### SET TASK
What lines of the data hold the string "Read"? Pull each one out.

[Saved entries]
□ □ □ □ □ □ □

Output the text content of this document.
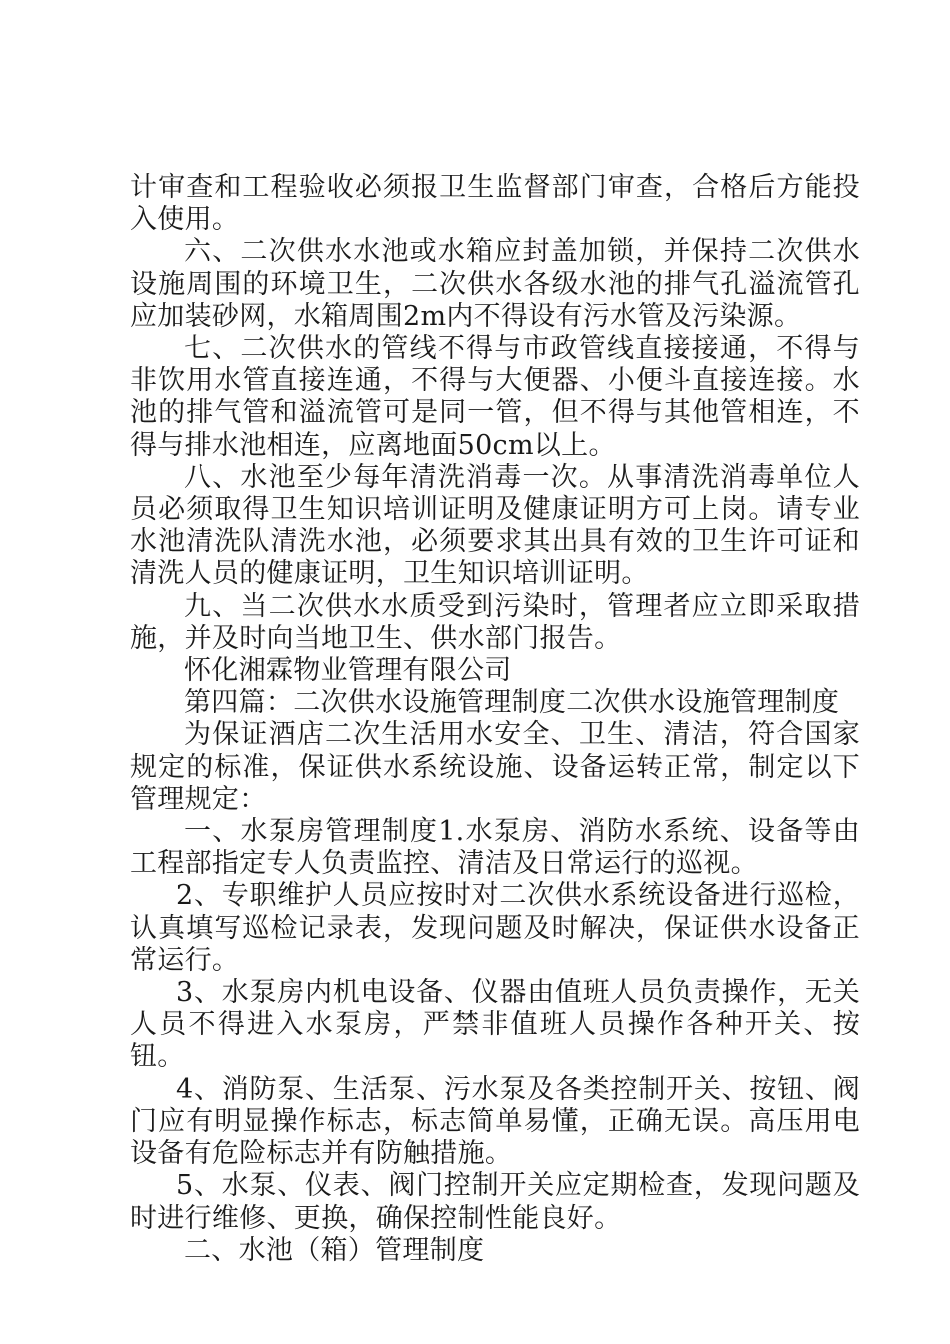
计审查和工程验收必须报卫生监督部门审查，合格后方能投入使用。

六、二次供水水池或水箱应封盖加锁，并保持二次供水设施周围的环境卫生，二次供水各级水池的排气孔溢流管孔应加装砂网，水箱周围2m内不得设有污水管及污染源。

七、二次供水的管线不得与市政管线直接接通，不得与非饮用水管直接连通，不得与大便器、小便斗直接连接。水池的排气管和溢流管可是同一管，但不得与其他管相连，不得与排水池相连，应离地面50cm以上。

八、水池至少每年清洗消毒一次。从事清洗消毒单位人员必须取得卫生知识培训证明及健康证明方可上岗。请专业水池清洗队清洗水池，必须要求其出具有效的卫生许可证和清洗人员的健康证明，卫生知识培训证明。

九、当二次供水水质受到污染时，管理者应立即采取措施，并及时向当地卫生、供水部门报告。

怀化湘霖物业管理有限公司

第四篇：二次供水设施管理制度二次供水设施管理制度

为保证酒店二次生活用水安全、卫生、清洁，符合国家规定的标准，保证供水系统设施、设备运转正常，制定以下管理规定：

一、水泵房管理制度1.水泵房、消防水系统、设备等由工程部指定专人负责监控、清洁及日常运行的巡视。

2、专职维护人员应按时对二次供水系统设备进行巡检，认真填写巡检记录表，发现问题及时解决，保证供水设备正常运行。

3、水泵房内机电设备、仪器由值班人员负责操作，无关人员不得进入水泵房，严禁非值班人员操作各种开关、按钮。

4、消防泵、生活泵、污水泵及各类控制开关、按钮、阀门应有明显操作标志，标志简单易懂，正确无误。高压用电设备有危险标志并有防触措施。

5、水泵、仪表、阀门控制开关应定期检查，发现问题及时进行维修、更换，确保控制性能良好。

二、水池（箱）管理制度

□ □ □ □ □ □ □

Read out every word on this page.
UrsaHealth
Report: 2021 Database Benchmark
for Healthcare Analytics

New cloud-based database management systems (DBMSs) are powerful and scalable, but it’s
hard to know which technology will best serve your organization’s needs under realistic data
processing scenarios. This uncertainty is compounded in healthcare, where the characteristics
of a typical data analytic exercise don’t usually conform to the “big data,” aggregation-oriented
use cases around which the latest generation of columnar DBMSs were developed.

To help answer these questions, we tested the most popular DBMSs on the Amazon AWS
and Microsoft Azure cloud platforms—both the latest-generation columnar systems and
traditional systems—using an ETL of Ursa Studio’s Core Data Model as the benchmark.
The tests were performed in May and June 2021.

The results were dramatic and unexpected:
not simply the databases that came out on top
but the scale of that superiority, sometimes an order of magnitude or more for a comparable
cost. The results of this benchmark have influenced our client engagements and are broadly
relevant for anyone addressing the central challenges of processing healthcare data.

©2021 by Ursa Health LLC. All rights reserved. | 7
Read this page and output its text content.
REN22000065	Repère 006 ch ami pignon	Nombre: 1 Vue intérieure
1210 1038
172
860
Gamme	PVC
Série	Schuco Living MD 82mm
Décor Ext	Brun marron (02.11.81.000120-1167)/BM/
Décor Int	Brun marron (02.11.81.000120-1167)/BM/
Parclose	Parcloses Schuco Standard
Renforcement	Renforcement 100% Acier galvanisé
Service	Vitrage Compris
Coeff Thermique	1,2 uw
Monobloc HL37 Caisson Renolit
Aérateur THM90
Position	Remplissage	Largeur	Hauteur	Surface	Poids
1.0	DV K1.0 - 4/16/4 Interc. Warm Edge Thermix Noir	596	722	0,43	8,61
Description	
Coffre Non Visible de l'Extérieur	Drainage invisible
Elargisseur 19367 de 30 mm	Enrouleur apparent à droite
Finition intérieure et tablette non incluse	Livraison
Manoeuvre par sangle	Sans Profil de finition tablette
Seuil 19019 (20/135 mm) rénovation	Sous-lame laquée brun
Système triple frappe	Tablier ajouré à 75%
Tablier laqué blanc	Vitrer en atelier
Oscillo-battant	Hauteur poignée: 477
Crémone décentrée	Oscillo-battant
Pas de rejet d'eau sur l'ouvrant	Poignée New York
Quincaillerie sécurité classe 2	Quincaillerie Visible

□ □ □ □ □ □ □

### EXERCISE RESPONSE
Read out every word on this page.
Read this page and output its text content.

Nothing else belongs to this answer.